### INSTRUCTIONS TO FOLLOW
Provide an exact transcription of all the records.
════════
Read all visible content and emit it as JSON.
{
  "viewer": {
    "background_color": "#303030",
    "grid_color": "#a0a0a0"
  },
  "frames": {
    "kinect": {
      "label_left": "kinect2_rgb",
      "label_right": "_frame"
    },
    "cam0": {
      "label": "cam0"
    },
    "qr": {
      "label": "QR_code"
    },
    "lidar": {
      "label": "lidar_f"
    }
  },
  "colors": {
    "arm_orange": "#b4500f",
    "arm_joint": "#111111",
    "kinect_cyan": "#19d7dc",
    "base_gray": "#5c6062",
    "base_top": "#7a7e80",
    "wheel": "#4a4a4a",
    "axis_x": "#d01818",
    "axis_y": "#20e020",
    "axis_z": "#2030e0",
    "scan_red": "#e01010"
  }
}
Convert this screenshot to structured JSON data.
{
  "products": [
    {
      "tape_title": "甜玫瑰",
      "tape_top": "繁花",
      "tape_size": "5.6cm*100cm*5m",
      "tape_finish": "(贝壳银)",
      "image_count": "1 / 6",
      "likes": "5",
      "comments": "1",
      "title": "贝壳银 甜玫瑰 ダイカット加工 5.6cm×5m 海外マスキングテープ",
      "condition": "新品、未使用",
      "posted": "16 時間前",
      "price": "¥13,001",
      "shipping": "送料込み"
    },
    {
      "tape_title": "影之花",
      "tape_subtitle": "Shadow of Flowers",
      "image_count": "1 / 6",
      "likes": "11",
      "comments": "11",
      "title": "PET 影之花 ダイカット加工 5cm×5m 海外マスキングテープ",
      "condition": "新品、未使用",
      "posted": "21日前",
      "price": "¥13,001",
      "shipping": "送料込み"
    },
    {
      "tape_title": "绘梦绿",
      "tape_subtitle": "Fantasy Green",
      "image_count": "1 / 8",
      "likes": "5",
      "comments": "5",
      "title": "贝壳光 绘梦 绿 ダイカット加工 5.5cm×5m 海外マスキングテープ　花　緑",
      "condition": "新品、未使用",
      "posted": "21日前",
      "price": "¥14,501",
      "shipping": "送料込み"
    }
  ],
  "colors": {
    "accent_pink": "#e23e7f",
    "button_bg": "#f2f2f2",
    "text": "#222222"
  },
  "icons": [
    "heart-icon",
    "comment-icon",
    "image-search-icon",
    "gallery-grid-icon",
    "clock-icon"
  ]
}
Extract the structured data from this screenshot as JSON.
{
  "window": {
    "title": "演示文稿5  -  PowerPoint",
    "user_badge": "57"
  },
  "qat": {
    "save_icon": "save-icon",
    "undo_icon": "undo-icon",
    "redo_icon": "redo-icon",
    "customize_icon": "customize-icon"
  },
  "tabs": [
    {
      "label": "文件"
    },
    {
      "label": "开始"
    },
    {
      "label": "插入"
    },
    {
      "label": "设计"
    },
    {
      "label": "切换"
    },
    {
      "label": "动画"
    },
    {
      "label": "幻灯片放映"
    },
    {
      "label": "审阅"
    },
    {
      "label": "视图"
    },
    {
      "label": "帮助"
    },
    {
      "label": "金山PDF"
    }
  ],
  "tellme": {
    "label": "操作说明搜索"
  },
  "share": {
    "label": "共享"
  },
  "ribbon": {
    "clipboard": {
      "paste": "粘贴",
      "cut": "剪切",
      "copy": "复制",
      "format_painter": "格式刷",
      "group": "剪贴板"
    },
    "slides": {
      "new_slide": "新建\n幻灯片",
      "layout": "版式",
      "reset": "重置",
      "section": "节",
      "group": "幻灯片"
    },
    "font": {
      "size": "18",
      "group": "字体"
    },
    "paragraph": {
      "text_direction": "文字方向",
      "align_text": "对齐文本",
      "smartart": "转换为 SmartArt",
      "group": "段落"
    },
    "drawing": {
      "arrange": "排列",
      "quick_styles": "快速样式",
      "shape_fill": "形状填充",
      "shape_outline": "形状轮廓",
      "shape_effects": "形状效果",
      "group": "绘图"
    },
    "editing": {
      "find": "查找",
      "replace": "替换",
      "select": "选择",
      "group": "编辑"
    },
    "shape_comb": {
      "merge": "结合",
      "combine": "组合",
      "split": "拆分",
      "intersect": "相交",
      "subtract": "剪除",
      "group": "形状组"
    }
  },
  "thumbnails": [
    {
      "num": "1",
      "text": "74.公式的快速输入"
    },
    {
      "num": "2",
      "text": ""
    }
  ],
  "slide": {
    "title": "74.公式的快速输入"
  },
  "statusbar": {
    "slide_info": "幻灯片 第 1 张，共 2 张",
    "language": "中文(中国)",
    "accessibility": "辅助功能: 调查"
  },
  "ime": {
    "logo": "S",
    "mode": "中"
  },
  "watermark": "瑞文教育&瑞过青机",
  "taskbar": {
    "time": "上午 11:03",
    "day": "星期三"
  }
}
════════
### RESPONSE BELOW
Read all visible content and emit it as JSON.
{
  "viewer": {
    "background_color": "#303030",
    "grid_color": "#a0a0a0"
  },
  "frames": {
    "kinect": {
      "label_left": "kinect2_rgb",
      "label_right": "_frame"
    },
    "cam0": {
      "label": "cam0"
    },
    "qr": {
      "label": "QR_code"
    },
    "lidar": {
      "label": "lidar_f"
    }
  },
  "colors": {
    "arm_orange": "#b4500f",
    "arm_joint": "#111111",
    "kinect_cyan": "#19d7dc",
    "base_gray": "#5c6062",
    "base_top": "#7a7e80",
    "wheel": "#4a4a4a",
    "axis_x": "#d01818",
    "axis_y": "#20e020",
    "axis_z": "#2030e0",
    "scan_red": "#e01010"
  }
}
Convert this screenshot to structured JSON data.
{
  "products": [
    {
      "tape_title": "甜玫瑰",
      "tape_top": "繁花",
      "tape_size": "5.6cm*100cm*5m",
      "tape_finish": "(贝壳银)",
      "image_count": "1 / 6",
      "likes": "5",
      "comments": "1",
      "title": "贝壳银 甜玫瑰 ダイカット加工 5.6cm×5m 海外マスキングテープ",
      "condition": "新品、未使用",
      "posted": "16 時間前",
      "price": "¥13,001",
      "shipping": "送料込み"
    },
    {
      "tape_title": "影之花",
      "tape_subtitle": "Shadow of Flowers",
      "image_count": "1 / 6",
      "likes": "11",
      "comments": "11",
      "title": "PET 影之花 ダイカット加工 5cm×5m 海外マスキングテープ",
      "condition": "新品、未使用",
      "posted": "21日前",
      "price": "¥13,001",
      "shipping": "送料込み"
    },
    {
      "tape_title": "绘梦绿",
      "tape_subtitle": "Fantasy Green",
      "image_count": "1 / 8",
      "likes": "5",
      "comments": "5",
      "title": "贝壳光 绘梦 绿 ダイカット加工 5.5cm×5m 海外マスキングテープ　花　緑",
      "condition": "新品、未使用",
      "posted": "21日前",
      "price": "¥14,501",
      "shipping": "送料込み"
    }
  ],
  "colors": {
    "accent_pink": "#e23e7f",
    "button_bg": "#f2f2f2",
    "text": "#222222"
  },
  "icons": [
    "heart-icon",
    "comment-icon",
    "image-search-icon",
    "gallery-grid-icon",
    "clock-icon"
  ]
}
Extract the structured data from this screenshot as JSON.
{
  "window": {
    "title": "演示文稿5  -  PowerPoint",
    "user_badge": "57"
  },
  "qat": {
    "save_icon": "save-icon",
    "undo_icon": "undo-icon",
    "redo_icon": "redo-icon",
    "customize_icon": "customize-icon"
  },
  "tabs": [
    {
      "label": "文件"
    },
    {
      "label": "开始"
    },
    {
      "label": "插入"
    },
    {
      "label": "设计"
    },
    {
      "label": "切换"
    },
    {
      "label": "动画"
    },
    {
      "label": "幻灯片放映"
    },
    {
      "label": "审阅"
    },
    {
      "label": "视图"
    },
    {
      "label": "帮助"
    },
    {
      "label": "金山PDF"
    }
  ],
  "tellme": {
    "label": "操作说明搜索"
  },
  "share": {
    "label": "共享"
  },
  "ribbon": {
    "clipboard": {
      "paste": "粘贴",
      "cut": "剪切",
      "copy": "复制",
      "format_painter": "格式刷",
      "group": "剪贴板"
    },
    "slides": {
      "new_slide": "新建\n幻灯片",
      "layout": "版式",
      "reset": "重置",
      "section": "节",
      "group": "幻灯片"
    },
    "font": {
      "size": "18",
      "group": "字体"
    },
    "paragraph": {
      "text_direction": "文字方向",
      "align_text": "对齐文本",
      "smartart": "转换为 SmartArt",
      "group": "段落"
    },
    "drawing": {
      "arrange": "排列",
      "quick_styles": "快速样式",
      "shape_fill": "形状填充",
      "shape_outline": "形状轮廓",
      "shape_effects": "形状效果",
      "group": "绘图"
    },
    "editing": {
      "find": "查找",
      "replace": "替换",
      "select": "选择",
      "group": "编辑"
    },
    "shape_comb": {
      "merge": "结合",
      "combine": "组合",
      "split": "拆分",
      "intersect": "相交",
      "subtract": "剪除",
      "group": "形状组"
    }
  },
  "thumbnails": [
    {
      "num": "1",
      "text": "74.公式的快速输入"
    },
    {
      "num": "2",
      "text": ""
    }
  ],
  "slide": {
    "title": "74.公式的快速输入"
  },
  "statusbar": {
    "slide_info": "幻灯片 第 1 张，共 2 张",
    "language": "中文(中国)",
    "accessibility": "辅助功能: 调查"
  },
  "ime": {
    "logo": "S",
    "mode": "中"
  },
  "watermark": "瑞文教育&瑞过青机",
  "taskbar": {
    "time": "上午 11:03",
    "day": "星期三"
  }
}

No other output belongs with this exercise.